Please count the items below that contain the string "annotation" and give only that number.
-*-
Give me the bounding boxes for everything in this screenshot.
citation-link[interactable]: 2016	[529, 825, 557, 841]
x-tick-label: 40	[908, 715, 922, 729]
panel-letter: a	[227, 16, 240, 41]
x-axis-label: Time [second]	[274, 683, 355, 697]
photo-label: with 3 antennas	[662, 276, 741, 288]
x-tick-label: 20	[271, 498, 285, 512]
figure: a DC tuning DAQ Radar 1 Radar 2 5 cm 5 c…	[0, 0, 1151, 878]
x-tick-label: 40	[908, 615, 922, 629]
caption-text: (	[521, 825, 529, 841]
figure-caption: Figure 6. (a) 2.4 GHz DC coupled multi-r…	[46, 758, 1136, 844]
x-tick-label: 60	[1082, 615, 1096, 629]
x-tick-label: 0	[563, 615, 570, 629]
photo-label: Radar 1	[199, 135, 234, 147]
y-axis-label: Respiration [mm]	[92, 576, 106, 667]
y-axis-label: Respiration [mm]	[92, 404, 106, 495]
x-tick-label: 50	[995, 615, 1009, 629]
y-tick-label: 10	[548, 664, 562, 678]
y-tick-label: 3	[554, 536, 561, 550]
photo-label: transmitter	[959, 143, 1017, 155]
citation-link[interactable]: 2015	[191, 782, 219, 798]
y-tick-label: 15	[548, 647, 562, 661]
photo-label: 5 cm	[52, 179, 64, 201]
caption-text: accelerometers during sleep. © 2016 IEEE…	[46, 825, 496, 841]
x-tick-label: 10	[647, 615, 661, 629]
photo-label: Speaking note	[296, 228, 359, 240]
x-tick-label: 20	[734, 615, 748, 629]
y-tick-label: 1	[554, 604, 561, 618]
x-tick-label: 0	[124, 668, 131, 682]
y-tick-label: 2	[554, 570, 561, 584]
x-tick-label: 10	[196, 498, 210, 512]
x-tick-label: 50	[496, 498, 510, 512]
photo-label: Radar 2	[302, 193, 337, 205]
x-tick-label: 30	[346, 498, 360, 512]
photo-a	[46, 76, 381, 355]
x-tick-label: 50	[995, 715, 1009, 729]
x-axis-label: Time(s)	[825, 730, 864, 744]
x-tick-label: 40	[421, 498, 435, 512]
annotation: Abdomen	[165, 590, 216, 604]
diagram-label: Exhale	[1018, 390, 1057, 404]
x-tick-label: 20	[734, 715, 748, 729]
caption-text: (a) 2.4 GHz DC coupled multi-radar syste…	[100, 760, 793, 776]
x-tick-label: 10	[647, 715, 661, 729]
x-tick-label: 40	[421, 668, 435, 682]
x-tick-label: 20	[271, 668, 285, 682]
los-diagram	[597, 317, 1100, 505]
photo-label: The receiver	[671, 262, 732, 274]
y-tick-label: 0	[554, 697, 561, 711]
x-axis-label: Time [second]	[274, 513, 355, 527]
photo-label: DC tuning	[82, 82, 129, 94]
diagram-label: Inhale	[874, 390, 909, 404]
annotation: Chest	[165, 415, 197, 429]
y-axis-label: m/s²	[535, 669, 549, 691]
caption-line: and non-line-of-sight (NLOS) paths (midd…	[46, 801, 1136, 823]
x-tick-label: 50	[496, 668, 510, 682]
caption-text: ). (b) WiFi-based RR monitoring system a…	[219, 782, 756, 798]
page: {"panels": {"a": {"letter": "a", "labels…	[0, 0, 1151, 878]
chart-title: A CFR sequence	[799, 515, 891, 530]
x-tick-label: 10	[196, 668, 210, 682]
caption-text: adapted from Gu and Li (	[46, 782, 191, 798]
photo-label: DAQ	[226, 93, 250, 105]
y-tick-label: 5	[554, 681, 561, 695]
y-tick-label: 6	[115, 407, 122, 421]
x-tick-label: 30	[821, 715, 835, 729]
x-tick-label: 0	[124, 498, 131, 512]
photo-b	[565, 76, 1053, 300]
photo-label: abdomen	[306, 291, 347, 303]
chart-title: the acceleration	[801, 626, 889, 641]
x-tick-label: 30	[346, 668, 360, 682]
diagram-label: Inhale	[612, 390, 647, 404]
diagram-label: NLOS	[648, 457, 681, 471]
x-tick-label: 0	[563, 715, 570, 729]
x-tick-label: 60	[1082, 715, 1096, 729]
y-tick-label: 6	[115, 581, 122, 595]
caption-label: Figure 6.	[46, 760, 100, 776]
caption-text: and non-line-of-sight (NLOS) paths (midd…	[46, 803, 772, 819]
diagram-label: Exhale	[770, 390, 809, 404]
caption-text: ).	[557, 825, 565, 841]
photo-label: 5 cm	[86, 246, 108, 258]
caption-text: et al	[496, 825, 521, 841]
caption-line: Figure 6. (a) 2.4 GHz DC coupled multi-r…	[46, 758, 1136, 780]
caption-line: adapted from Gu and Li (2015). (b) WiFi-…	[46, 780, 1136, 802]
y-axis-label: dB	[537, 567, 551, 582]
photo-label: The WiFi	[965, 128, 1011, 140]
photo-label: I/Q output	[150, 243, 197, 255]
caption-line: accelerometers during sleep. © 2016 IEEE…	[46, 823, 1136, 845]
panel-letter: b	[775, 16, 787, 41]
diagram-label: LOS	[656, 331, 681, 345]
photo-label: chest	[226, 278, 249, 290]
-*-
> **Exercise answer**: 2